= Aim of the exercise =
Select, from the material below, each line with "HRBP区域经理" in it.

• • • • • • •

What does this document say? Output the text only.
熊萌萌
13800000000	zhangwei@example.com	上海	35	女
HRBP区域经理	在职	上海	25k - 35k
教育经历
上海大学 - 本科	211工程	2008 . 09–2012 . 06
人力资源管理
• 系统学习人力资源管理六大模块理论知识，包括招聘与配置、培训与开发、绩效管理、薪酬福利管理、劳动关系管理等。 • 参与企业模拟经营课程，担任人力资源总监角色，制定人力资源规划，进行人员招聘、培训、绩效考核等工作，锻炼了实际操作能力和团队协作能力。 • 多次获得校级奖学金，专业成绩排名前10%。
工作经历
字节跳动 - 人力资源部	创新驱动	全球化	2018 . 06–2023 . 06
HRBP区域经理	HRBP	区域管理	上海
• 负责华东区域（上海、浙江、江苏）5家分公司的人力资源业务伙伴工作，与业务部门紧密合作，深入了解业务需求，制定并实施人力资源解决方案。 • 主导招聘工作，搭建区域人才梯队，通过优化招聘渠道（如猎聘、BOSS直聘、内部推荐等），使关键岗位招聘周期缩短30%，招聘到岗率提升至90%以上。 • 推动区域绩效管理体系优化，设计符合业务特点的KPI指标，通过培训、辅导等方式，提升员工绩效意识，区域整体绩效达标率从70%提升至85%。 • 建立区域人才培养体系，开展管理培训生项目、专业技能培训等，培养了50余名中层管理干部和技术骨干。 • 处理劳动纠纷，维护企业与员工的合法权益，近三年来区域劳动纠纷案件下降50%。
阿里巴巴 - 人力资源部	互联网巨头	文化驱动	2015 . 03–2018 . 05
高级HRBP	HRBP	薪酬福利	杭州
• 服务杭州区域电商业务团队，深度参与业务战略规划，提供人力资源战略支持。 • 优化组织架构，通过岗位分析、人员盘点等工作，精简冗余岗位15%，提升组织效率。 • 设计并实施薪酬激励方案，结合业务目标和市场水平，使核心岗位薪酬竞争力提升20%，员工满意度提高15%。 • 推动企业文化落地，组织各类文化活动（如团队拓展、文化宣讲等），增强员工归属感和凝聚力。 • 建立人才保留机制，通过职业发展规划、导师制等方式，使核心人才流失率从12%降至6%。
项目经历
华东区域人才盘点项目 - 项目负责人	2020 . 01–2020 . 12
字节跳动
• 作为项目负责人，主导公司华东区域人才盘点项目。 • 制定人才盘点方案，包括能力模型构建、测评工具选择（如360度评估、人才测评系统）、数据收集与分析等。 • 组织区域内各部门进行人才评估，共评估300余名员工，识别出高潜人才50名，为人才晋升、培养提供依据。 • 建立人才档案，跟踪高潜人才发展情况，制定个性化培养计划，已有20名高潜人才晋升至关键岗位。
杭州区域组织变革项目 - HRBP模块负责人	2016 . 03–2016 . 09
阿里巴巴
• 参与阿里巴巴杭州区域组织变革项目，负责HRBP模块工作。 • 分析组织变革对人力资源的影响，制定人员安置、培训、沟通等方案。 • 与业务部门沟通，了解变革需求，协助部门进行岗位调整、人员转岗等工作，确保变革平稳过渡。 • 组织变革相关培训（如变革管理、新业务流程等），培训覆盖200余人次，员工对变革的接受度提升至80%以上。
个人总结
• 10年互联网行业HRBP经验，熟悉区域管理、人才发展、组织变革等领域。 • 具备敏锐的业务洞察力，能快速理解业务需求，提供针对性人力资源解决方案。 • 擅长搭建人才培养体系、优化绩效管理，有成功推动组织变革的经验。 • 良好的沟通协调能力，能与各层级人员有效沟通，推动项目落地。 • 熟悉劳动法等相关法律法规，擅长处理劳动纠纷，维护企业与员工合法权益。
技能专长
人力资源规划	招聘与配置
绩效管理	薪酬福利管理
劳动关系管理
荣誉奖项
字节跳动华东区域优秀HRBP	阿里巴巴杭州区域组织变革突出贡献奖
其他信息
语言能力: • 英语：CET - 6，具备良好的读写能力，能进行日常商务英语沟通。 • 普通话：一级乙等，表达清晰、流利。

• • • • • • •

= Answer =
HRBP区域经理	在职	上海	25k - 35k
HRBP区域经理	HRBP	区域管理	上海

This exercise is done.